>>>

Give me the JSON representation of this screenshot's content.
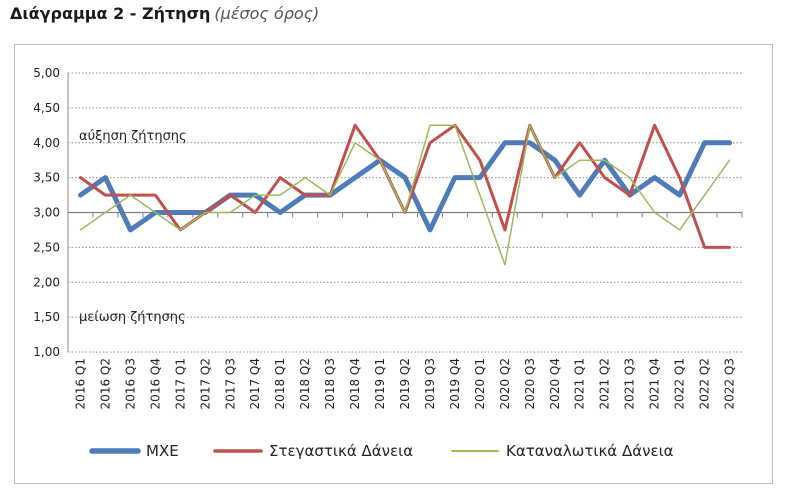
{
  "title": {
    "main": "Διάγραμμα 2 - Ζήτηση",
    "sub": "(μέσος όρος)"
  },
  "colors": {
    "mxe": "#4f7cb9",
    "housing": "#c0504d",
    "consumer": "#9bbb59"
  },
  "chart_data": {
    "type": "line",
    "ylim": [
      1.0,
      5.0
    ],
    "yticks": [
      "1,00",
      "1,50",
      "2,00",
      "2,50",
      "3,00",
      "3,50",
      "4,00",
      "4,50",
      "5,00"
    ],
    "ytick_values": [
      1.0,
      1.5,
      2.0,
      2.5,
      3.0,
      3.5,
      4.0,
      4.5,
      5.0
    ],
    "grid": true,
    "legend_position": "bottom",
    "annotations": [
      {
        "text": "αύξηση ζήτησης",
        "y": 4.1
      },
      {
        "text": "μείωση ζήτησης",
        "y": 1.5
      }
    ],
    "categories": [
      "2016 Q1",
      "2016 Q2",
      "2016 Q3",
      "2016 Q4",
      "2017 Q1",
      "2017 Q2",
      "2017 Q3",
      "2017 Q4",
      "2018 Q1",
      "2018 Q2",
      "2018 Q3",
      "2018 Q4",
      "2019 Q1",
      "2019 Q2",
      "2019 Q3",
      "2019 Q4",
      "2020 Q1",
      "2020 Q2",
      "2020 Q3",
      "2020 Q4",
      "2021 Q1",
      "2021 Q2",
      "2021 Q3",
      "2021 Q4",
      "2022 Q1",
      "2022 Q2",
      "2022 Q3"
    ],
    "series": [
      {
        "name": "ΜΧΕ",
        "color": "#4f7cb9",
        "width": 5,
        "values": [
          3.25,
          3.5,
          2.75,
          3.0,
          3.0,
          3.0,
          3.25,
          3.25,
          3.0,
          3.25,
          3.25,
          3.5,
          3.75,
          3.5,
          2.75,
          3.5,
          3.5,
          4.0,
          4.0,
          3.75,
          3.25,
          3.75,
          3.25,
          3.5,
          3.25,
          4.0,
          4.0
        ]
      },
      {
        "name": "Στεγαστικά Δάνεια",
        "color": "#c0504d",
        "width": 3,
        "values": [
          3.5,
          3.25,
          3.25,
          3.25,
          2.75,
          3.0,
          3.25,
          3.0,
          3.5,
          3.25,
          3.25,
          4.25,
          3.75,
          3.0,
          4.0,
          4.25,
          3.75,
          2.75,
          4.25,
          3.5,
          4.0,
          3.5,
          3.25,
          4.25,
          3.5,
          2.5,
          2.5
        ]
      },
      {
        "name": "Καταναλωτικά Δάνεια",
        "color": "#9bbb59",
        "width": 1.5,
        "values": [
          2.75,
          3.0,
          3.25,
          3.0,
          2.75,
          3.0,
          3.0,
          3.25,
          3.25,
          3.5,
          3.25,
          4.0,
          3.75,
          3.0,
          4.25,
          4.25,
          3.25,
          2.25,
          4.25,
          3.5,
          3.75,
          3.75,
          3.5,
          3.0,
          2.75,
          3.25,
          3.75
        ]
      }
    ]
  }
}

<<<

• _Your goal_: Leave out the pictures and print every line of the data exactly.

• _Written answer_:
Give me the JSON representation of this screenshot's content.
{
  "title": {
    "main": "Διάγραμμα 2 - Ζήτηση",
    "sub": "(μέσος όρος)"
  },
  "colors": {
    "mxe": "#4f7cb9",
    "housing": "#c0504d",
    "consumer": "#9bbb59"
  },
  "chart_data": {
    "type": "line",
    "ylim": [
      1.0,
      5.0
    ],
    "yticks": [
      "1,00",
      "1,50",
      "2,00",
      "2,50",
      "3,00",
      "3,50",
      "4,00",
      "4,50",
      "5,00"
    ],
    "ytick_values": [
      1.0,
      1.5,
      2.0,
      2.5,
      3.0,
      3.5,
      4.0,
      4.5,
      5.0
    ],
    "grid": true,
    "legend_position": "bottom",
    "annotations": [
      {
        "text": "αύξηση ζήτησης",
        "y": 4.1
      },
      {
        "text": "μείωση ζήτησης",
        "y": 1.5
      }
    ],
    "categories": [
      "2016 Q1",
      "2016 Q2",
      "2016 Q3",
      "2016 Q4",
      "2017 Q1",
      "2017 Q2",
      "2017 Q3",
      "2017 Q4",
      "2018 Q1",
      "2018 Q2",
      "2018 Q3",
      "2018 Q4",
      "2019 Q1",
      "2019 Q2",
      "2019 Q3",
      "2019 Q4",
      "2020 Q1",
      "2020 Q2",
      "2020 Q3",
      "2020 Q4",
      "2021 Q1",
      "2021 Q2",
      "2021 Q3",
      "2021 Q4",
      "2022 Q1",
      "2022 Q2",
      "2022 Q3"
    ],
    "series": [
      {
        "name": "ΜΧΕ",
        "color": "#4f7cb9",
        "width": 5,
        "values": [
          3.25,
          3.5,
          2.75,
          3.0,
          3.0,
          3.0,
          3.25,
          3.25,
          3.0,
          3.25,
          3.25,
          3.5,
          3.75,
          3.5,
          2.75,
          3.5,
          3.5,
          4.0,
          4.0,
          3.75,
          3.25,
          3.75,
          3.25,
          3.5,
          3.25,
          4.0,
          4.0
        ]
      },
      {
        "name": "Στεγαστικά Δάνεια",
        "color": "#c0504d",
        "width": 3,
        "values": [
          3.5,
          3.25,
          3.25,
          3.25,
          2.75,
          3.0,
          3.25,
          3.0,
          3.5,
          3.25,
          3.25,
          4.25,
          3.75,
          3.0,
          4.0,
          4.25,
          3.75,
          2.75,
          4.25,
          3.5,
          4.0,
          3.5,
          3.25,
          4.25,
          3.5,
          2.5,
          2.5
        ]
      },
      {
        "name": "Καταναλωτικά Δάνεια",
        "color": "#9bbb59",
        "width": 1.5,
        "values": [
          2.75,
          3.0,
          3.25,
          3.0,
          2.75,
          3.0,
          3.0,
          3.25,
          3.25,
          3.5,
          3.25,
          4.0,
          3.75,
          3.0,
          4.25,
          4.25,
          3.25,
          2.25,
          4.25,
          3.5,
          3.75,
          3.75,
          3.5,
          3.0,
          2.75,
          3.25,
          3.75
        ]
      }
    ]
  }
}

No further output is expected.